(SET PROBLEM): Return all entries word for word, but drop any images.

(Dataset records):
** begin **
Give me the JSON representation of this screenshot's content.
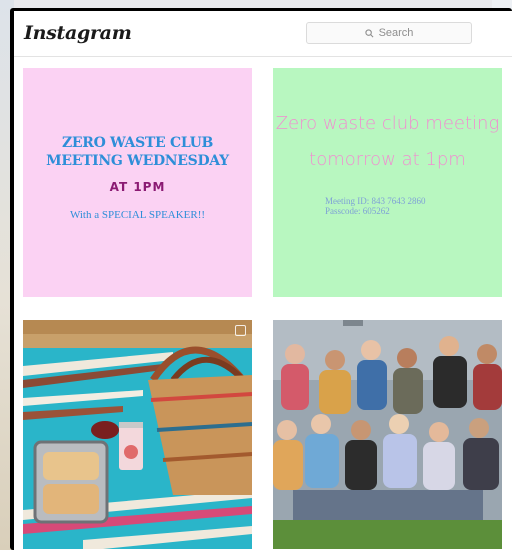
{
  "app": {
    "logo": "Instagram"
  },
  "search": {
    "placeholder": "Search"
  },
  "posts": [
    {
      "title": "ZERO WASTE CLUB\nMEETING WEDNESDAY",
      "time": "AT 1PM",
      "note": "With a SPECIAL SPEAKER!!",
      "color": "#fbd2f3"
    },
    {
      "title": "Zero waste club meeting\ntomorrow at 1pm",
      "details": "Meeting ID: 843 7643 2860\nPasscode: 605262",
      "color": "#b8f7c0"
    },
    {
      "image": "picnic-photo"
    },
    {
      "image": "group-photo"
    }
  ]
}
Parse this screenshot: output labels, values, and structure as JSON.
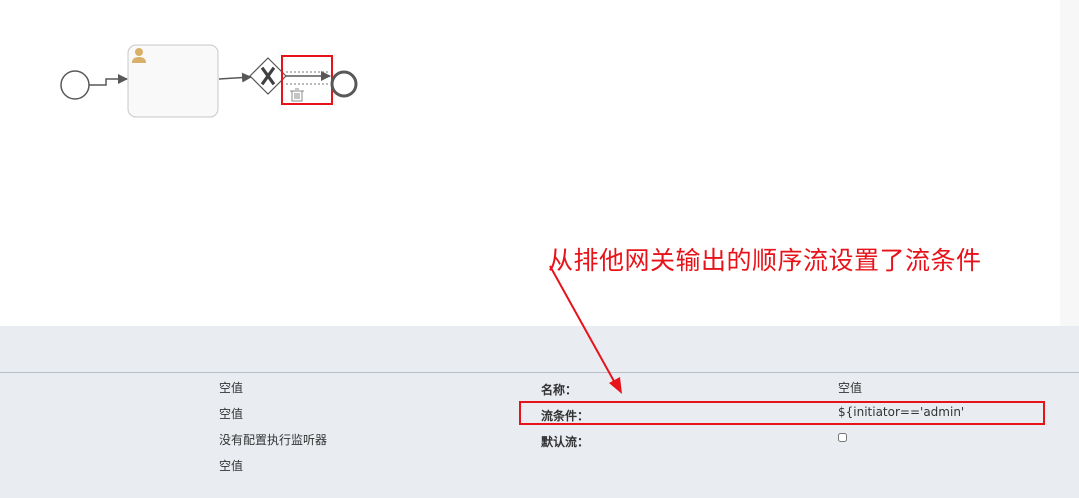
{
  "annotation": {
    "text": "从排他网关输出的顺序流设置了流条件"
  },
  "canvas": {
    "icons": {
      "user_task": "user-icon",
      "gateway": "exclusive-gateway-x",
      "delete": "trash-icon"
    },
    "highlight_color": "#e8131a"
  },
  "left_panel": {
    "values": [
      "空值",
      "空值",
      "没有配置执行监听器",
      "空值"
    ]
  },
  "properties": {
    "name": {
      "label": "名称：",
      "value": "空值"
    },
    "condition": {
      "label": "流条件：",
      "value": "${initiator=='admin'"
    },
    "default_flow": {
      "label": "默认流：",
      "checked": false
    }
  }
}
** end **
(CORRECT RESULT):
Give me the JSON representation of this screenshot's content.
{
  "app": {
    "logo": "Instagram"
  },
  "search": {
    "placeholder": "Search"
  },
  "posts": [
    {
      "title": "ZERO WASTE CLUB\nMEETING WEDNESDAY",
      "time": "AT 1PM",
      "note": "With a SPECIAL SPEAKER!!",
      "color": "#fbd2f3"
    },
    {
      "title": "Zero waste club meeting\ntomorrow at 1pm",
      "details": "Meeting ID: 843 7643 2860\nPasscode: 605262",
      "color": "#b8f7c0"
    },
    {
      "image": "picnic-photo"
    },
    {
      "image": "group-photo"
    }
  ]
}
Parse this screenshot: output labels, values, and structure as JSON.
{
  "annotation": {
    "text": "从排他网关输出的顺序流设置了流条件"
  },
  "canvas": {
    "icons": {
      "user_task": "user-icon",
      "gateway": "exclusive-gateway-x",
      "delete": "trash-icon"
    },
    "highlight_color": "#e8131a"
  },
  "left_panel": {
    "values": [
      "空值",
      "空值",
      "没有配置执行监听器",
      "空值"
    ]
  },
  "properties": {
    "name": {
      "label": "名称：",
      "value": "空值"
    },
    "condition": {
      "label": "流条件：",
      "value": "${initiator=='admin'"
    },
    "default_flow": {
      "label": "默认流：",
      "checked": false
    }
  }
}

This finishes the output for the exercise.